**WRITTEN TASK:** Scan the lines below for the string "arrow" and report how many lines contain it, giving only the number.

Extracted data entries
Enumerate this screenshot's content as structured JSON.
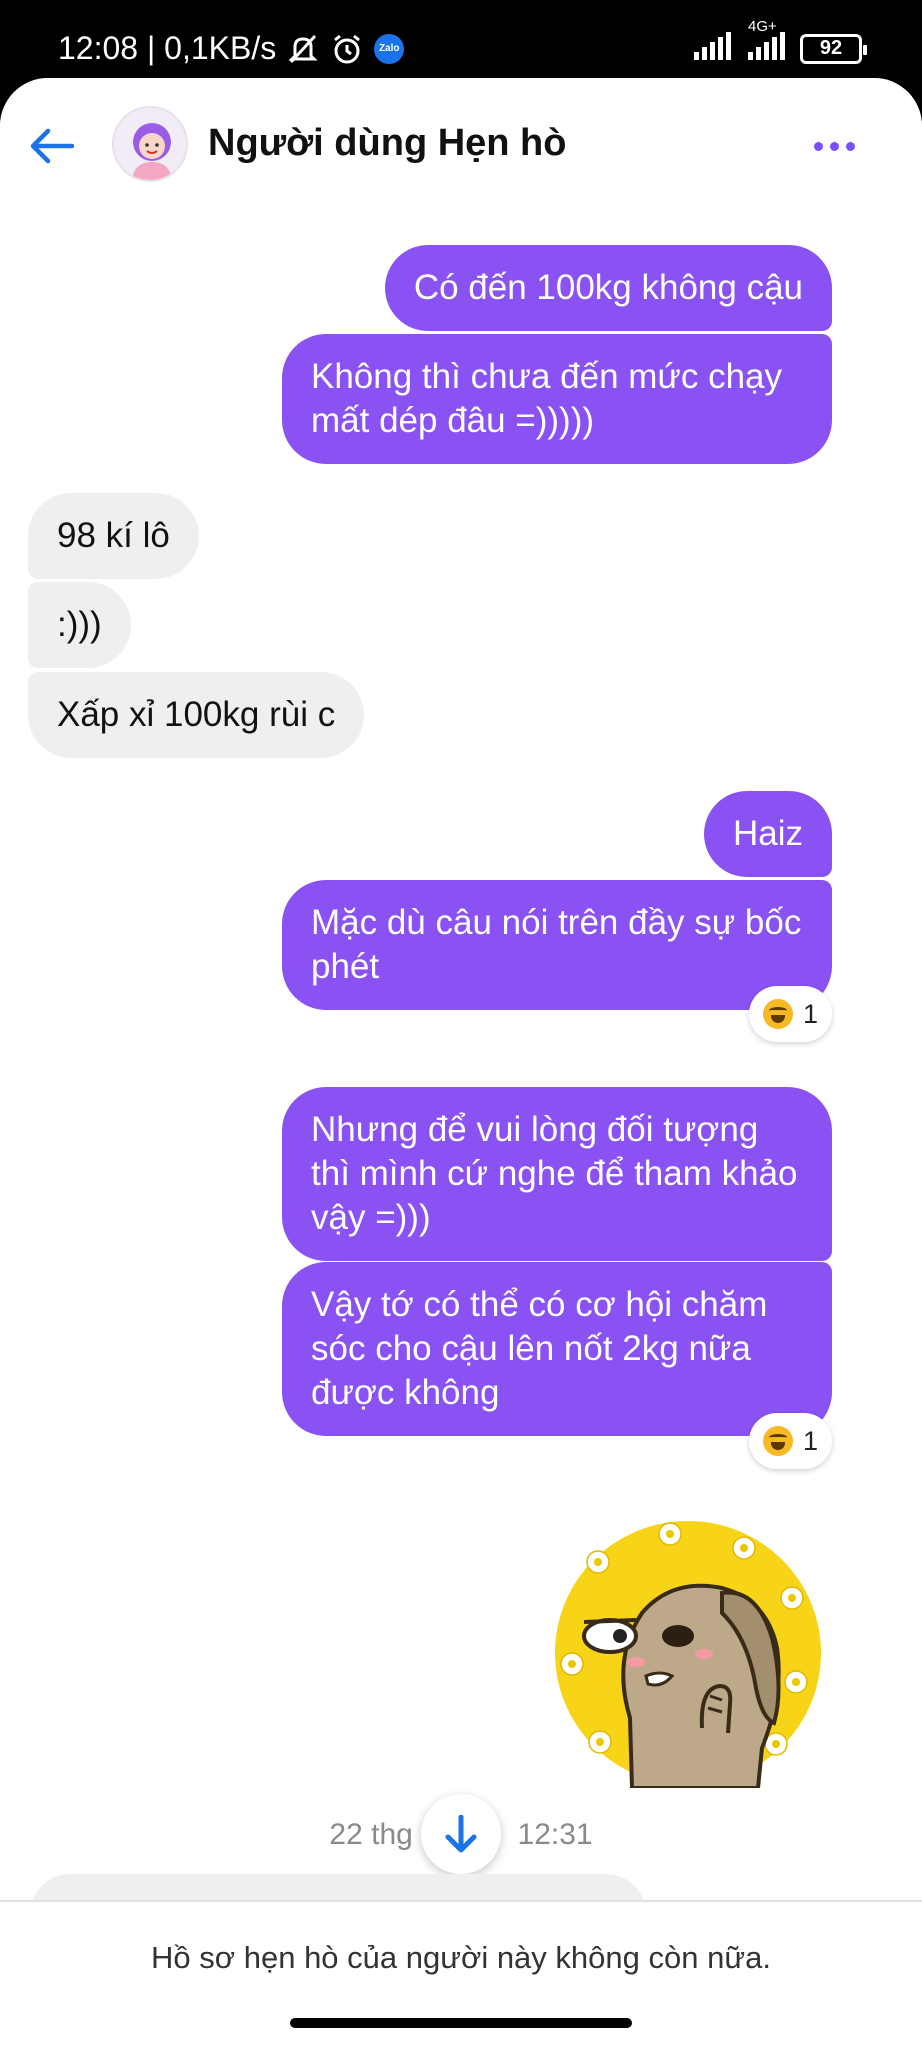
{
  "status_bar": {
    "time_speed": "12:08 | 0,1KB/s",
    "zalo_label": "Zalo",
    "network": "4G+",
    "battery": "92"
  },
  "header": {
    "title": "Người dùng Hẹn hò",
    "back_icon": "back-arrow-icon",
    "more_icon": "more-dots-icon"
  },
  "colors": {
    "outgoing_bubble": "#8a52f2",
    "incoming_bubble": "#efeff1",
    "accent": "#7c4dff",
    "link_blue": "#1a73e8"
  },
  "messages": [
    {
      "direction": "out",
      "text": "Có đến 100kg không cậu"
    },
    {
      "direction": "out",
      "text": "Không thì chưa đến mức chạy mất dép đâu =)))))"
    },
    {
      "direction": "in",
      "text": "98 kí lô"
    },
    {
      "direction": "in",
      "text": ":)))"
    },
    {
      "direction": "in",
      "text": "Xấp xỉ 100kg rùi c"
    },
    {
      "direction": "out",
      "text": "Haiz"
    },
    {
      "direction": "out",
      "text": "Mặc dù câu nói trên đầy sự bốc phét",
      "reaction": {
        "emoji": "laughing-emoji-icon",
        "count": "1"
      }
    },
    {
      "direction": "out",
      "text": "Nhưng để vui lòng đối tượng thì mình cứ nghe để tham khảo vậy =)))"
    },
    {
      "direction": "out",
      "text": "Vậy tớ có thể có cơ hội chăm sóc cho cậu lên nốt 2kg nữa được không",
      "reaction": {
        "emoji": "laughing-emoji-icon",
        "count": "1"
      }
    }
  ],
  "sticker": {
    "icon": "dog-sticker-with-flowers"
  },
  "timestamp": {
    "left": "22 thg",
    "right": "12:31"
  },
  "scroll_down_icon": "arrow-down-icon",
  "notice": "Hồ sơ hẹn hò của người này không còn nữa."
}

**ANSWER TO THIS PROBLEM:** 2